It is pleaded that under the provisions of s. 55 it is mandatory for the AO to have made the reference to the valuation officer and as he has not made the reference, the fair market value worked out by him is vitiated and it is not valid in law. In this context, reliance is placed upon the Circular No. 96, dt. 25th November, 1972, of the CBDT, which explains the scope of s. 55A and may be seen at p. 2126 of Chaturvedi & Pithisaria Vol. 2, Fourth Edition, which reads as follows :

“26. A new s. 55A has been inserted in the IT Act enabling the ITO to refer the valuation of any capital asset to the Valuation Officer with a view to ascertaining the market value of such asset. References under this section will lie only after 31st December, 1972, as the provisions of s. 2 of the Amending Act will come into force w.e.f. 1st January, 1973.

Under the new provision, an ITO may refer the valuation of any capital asset to a Valuation Officer in a case where the assessee has got the assets valued by a registered valuer and the ITO is of opinion that the value as estimated by the registered valuer (i.e., a person registered as a valuer under s. 34AB of the WT Act) is less than the fair market value of the asset. Other cases in which a reference may be made to the Valuation Officer would be where the ITO is of opinion that the fair market value of the asset exceeds the value of the asset as claimed by more than 15 per cent of the value claimed or by more than Rs. 25,000, whichever is less or where, having regard to the nature of the asset and other relevant circumstances, the ITO considers it necessary to do so. It will be seen that in case where the assessee has opted for substitution of the cost of acquisition of an asset by its fair market value as on 1st January, 1954, the fair market value as claimed by him may be higher than its actual fair market value. The provisions of s. 55A(a) and (b)(i) will, therefore, not apply in such a case. It will however, be open to the ITO to make a reference to the Valuation Officer under s. 55A(b)(ii).”

### Information provided
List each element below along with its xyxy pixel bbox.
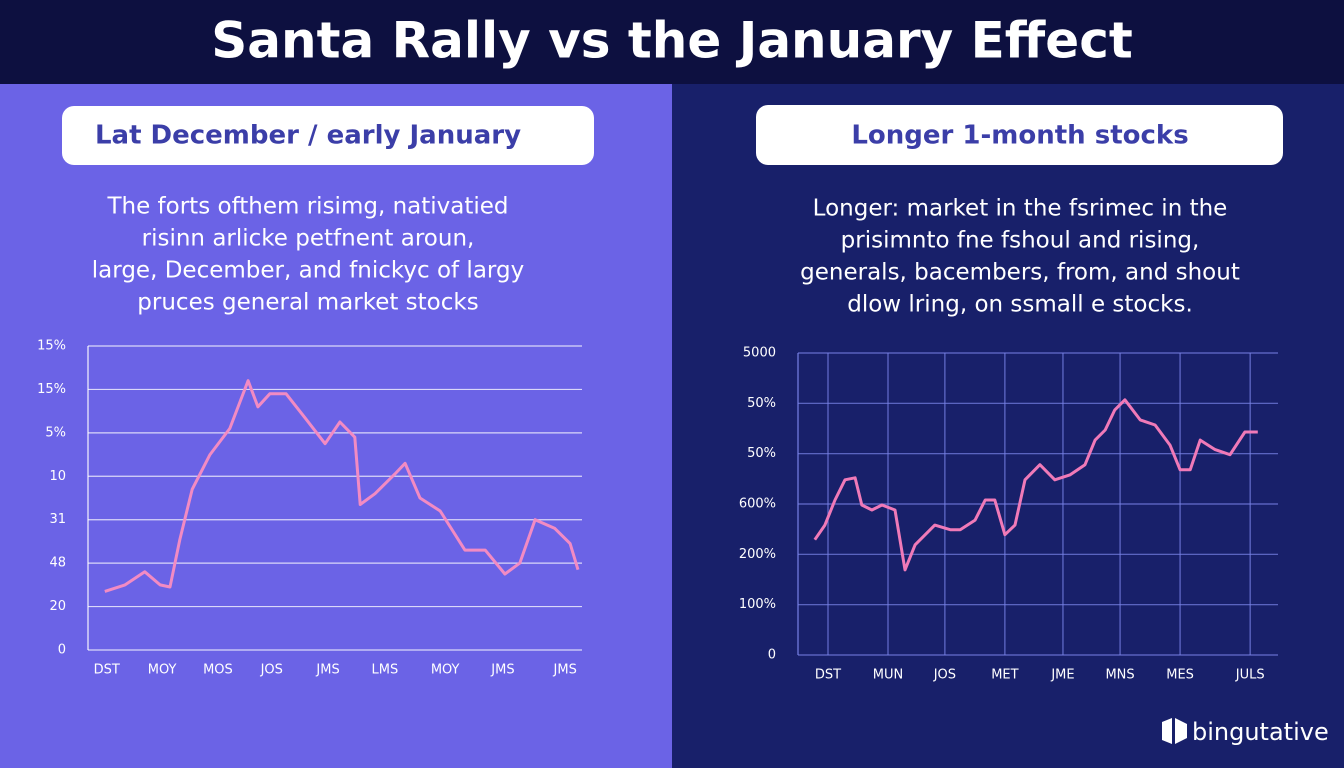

### Requirements
• A. Decide whether each statement below agrees with the circular excerpt on s. 55A, answering yes or no and quoting the deciding words. (i) References under s. 55A can be made only after 31st December, 1972. (ii) A registered valuer means a person registered as a valuer under s. 34AB of the WT Act. (iii) When the assessee has opted to substitute the cost of acquisition with the fair market value as on 1st January, 1954, the ITO cannot make a reference under s. 55A(b)(ii).
• B. According to the circular excerpt on s. 55A, by how much must the ITO believe the fair market value exceeds the claimed value for a reference to be made on that ground?
The listing plays no part in this work.

### Full answers
• A.
(i) Yes: "References under this section will lie only after 31st December, 1972"
(ii) Yes: "a person registered as a valuer under s. 34AB of the WT Act"
(iii) No: "It will however, be open to the ITO to make a reference to the Valuation Officer under s. 55A(b)(ii)."

• B. By more than 15 per cent of the value claimed or by more than Rs. 25,000, whichever is less.